◆ Items from a dataset
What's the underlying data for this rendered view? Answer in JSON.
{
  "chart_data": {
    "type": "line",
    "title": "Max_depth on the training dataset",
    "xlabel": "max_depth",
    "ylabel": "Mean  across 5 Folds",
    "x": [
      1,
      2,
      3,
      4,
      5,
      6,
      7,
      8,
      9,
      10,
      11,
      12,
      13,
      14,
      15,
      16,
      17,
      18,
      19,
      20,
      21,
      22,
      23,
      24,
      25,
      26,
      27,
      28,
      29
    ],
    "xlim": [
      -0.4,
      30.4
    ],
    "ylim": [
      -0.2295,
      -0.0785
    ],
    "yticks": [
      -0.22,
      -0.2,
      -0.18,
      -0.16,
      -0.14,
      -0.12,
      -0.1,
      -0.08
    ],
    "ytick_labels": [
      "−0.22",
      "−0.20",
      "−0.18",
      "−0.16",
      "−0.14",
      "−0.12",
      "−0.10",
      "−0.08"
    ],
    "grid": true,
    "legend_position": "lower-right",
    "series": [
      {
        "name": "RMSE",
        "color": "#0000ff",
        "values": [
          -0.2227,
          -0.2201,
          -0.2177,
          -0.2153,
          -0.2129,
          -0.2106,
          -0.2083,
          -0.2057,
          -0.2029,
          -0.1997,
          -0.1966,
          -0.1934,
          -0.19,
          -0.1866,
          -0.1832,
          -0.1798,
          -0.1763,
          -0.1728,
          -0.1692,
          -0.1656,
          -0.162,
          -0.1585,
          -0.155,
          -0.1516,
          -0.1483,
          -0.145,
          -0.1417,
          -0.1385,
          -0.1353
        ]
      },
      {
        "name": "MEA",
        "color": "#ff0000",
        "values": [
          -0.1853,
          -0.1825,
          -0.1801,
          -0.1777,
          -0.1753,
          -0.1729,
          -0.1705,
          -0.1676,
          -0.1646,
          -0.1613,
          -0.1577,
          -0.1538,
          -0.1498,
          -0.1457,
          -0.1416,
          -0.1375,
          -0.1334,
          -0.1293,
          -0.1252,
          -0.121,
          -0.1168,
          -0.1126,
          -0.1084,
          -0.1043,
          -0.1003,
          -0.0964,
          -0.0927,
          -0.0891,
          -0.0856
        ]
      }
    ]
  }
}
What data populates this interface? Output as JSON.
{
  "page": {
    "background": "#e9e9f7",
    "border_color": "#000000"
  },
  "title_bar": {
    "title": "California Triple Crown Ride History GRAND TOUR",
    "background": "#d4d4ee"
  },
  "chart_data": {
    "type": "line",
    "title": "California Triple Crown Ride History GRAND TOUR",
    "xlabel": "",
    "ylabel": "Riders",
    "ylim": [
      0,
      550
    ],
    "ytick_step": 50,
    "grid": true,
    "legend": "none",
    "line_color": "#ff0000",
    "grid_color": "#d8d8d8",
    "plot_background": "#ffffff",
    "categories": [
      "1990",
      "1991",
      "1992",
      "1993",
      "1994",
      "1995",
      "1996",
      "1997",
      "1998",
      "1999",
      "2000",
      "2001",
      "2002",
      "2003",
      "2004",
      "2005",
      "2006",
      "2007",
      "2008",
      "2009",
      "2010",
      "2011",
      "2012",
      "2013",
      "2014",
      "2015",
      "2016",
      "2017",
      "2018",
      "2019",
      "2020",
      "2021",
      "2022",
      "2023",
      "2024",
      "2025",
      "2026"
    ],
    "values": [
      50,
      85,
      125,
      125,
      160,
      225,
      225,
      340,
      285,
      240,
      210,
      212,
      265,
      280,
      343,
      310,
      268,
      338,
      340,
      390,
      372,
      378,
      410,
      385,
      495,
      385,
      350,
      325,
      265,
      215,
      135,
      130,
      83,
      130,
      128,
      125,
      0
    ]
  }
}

--

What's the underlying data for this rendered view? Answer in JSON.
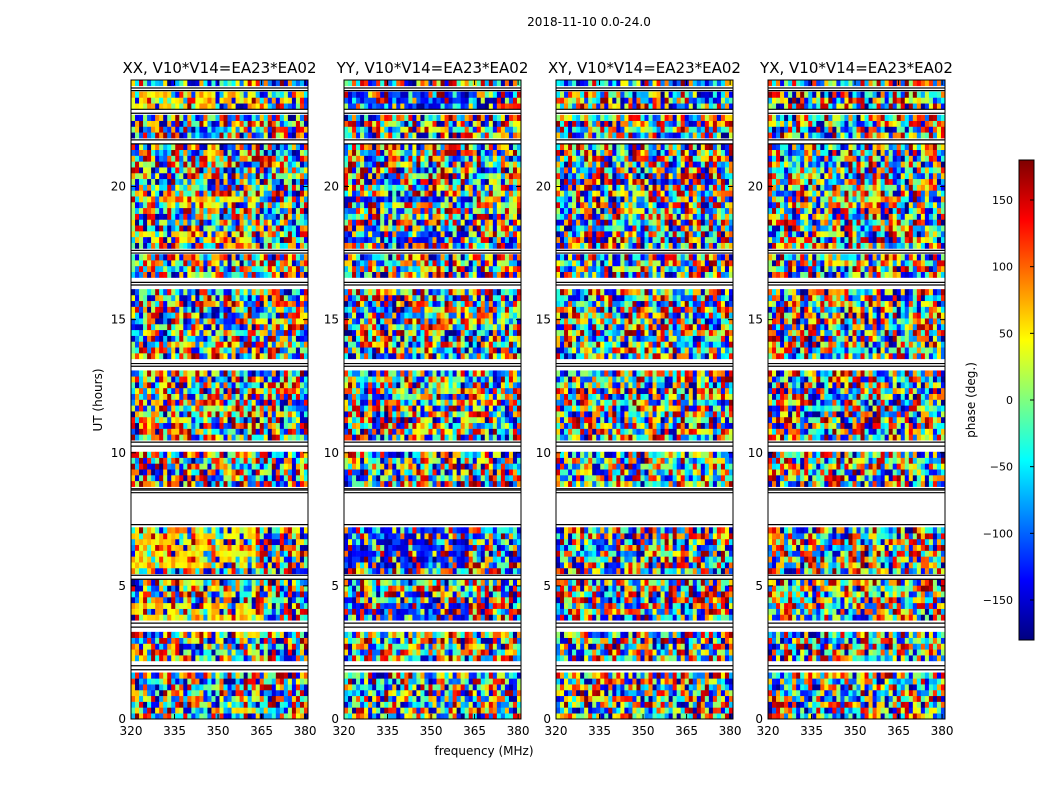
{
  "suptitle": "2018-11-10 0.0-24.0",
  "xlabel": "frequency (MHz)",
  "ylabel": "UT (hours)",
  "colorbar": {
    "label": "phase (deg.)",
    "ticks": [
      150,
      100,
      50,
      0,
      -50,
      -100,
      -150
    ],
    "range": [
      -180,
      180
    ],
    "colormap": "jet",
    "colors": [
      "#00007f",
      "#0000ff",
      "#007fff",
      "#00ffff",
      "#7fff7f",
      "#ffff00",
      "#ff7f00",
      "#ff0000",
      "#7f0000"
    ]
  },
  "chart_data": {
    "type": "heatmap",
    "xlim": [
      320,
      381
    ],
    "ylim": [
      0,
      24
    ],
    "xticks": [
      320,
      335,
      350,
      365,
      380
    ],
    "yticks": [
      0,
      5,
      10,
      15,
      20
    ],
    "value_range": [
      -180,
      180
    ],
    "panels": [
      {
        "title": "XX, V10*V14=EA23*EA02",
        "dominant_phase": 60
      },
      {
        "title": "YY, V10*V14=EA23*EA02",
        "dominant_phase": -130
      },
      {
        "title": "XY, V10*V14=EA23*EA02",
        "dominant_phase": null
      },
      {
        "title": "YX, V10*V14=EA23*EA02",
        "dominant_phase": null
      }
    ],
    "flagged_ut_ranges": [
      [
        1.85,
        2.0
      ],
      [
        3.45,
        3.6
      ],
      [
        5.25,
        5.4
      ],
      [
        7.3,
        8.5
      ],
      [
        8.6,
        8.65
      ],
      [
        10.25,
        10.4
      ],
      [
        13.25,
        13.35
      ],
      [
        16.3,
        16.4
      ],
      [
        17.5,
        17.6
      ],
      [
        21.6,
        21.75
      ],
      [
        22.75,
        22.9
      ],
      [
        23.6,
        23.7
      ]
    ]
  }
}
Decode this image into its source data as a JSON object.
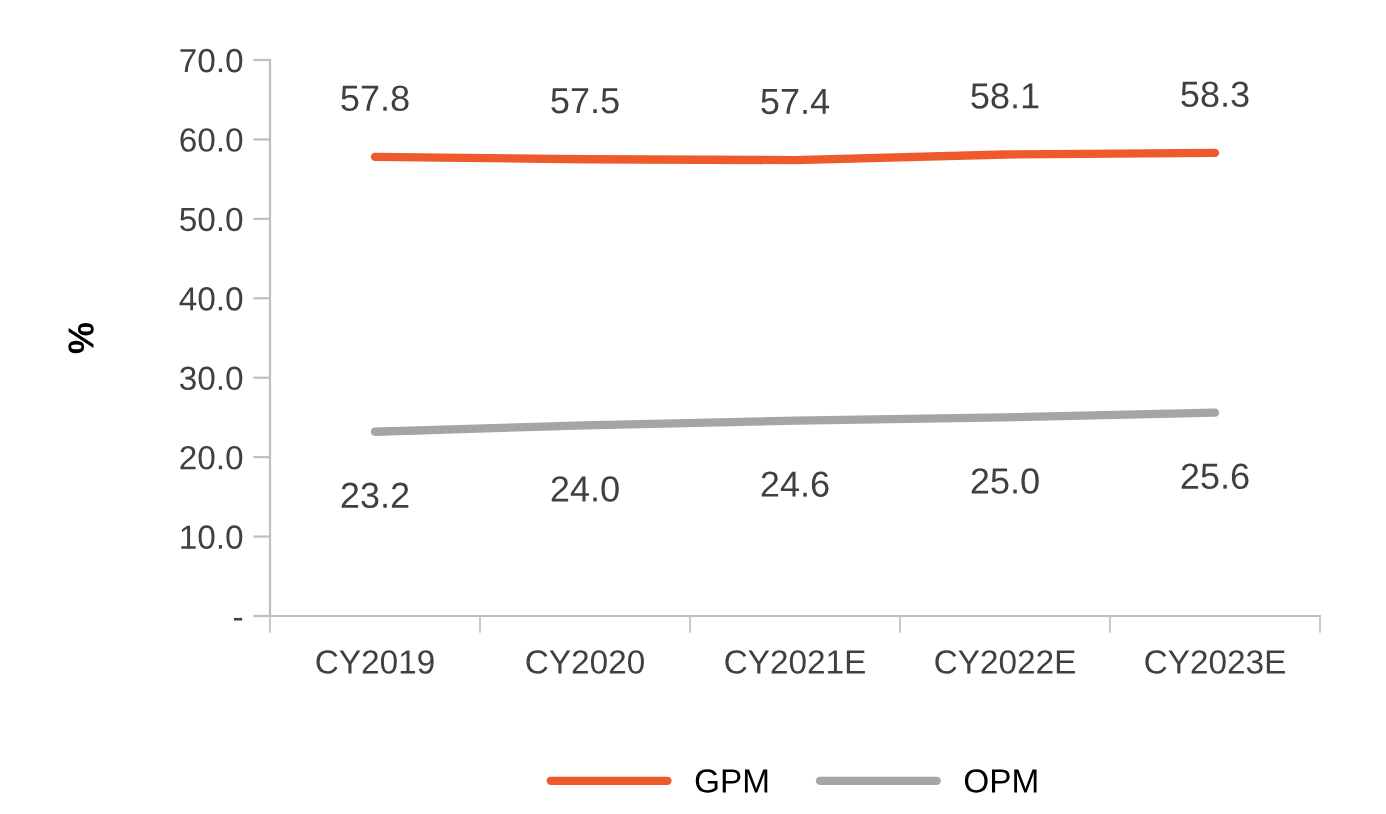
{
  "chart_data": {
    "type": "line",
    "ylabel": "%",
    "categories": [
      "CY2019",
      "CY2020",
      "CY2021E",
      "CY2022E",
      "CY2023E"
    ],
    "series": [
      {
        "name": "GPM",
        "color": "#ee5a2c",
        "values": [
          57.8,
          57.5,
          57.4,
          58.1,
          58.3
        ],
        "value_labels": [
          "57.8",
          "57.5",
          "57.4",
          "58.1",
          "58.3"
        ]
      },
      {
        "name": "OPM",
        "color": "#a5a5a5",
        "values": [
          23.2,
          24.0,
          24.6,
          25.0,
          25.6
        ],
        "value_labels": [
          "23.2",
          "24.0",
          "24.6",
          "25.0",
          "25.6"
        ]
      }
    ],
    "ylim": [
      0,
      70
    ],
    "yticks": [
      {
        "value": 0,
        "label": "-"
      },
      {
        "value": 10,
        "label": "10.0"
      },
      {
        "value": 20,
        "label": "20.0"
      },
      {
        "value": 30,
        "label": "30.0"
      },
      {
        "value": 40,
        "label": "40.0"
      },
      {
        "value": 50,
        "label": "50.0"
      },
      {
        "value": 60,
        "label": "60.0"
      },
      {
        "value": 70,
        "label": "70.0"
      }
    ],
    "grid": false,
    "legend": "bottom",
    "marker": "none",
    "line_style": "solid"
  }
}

◆ The problem
Make a copy of each line that contains the string "JSON".

◆ Exercise response
What's the underlying data for this rendered view? Answer in JSON.
What data populates this interface? Output as JSON.
What's the underlying data for this rendered view? Answer in JSON.
Decode this image into its source data as a JSON object.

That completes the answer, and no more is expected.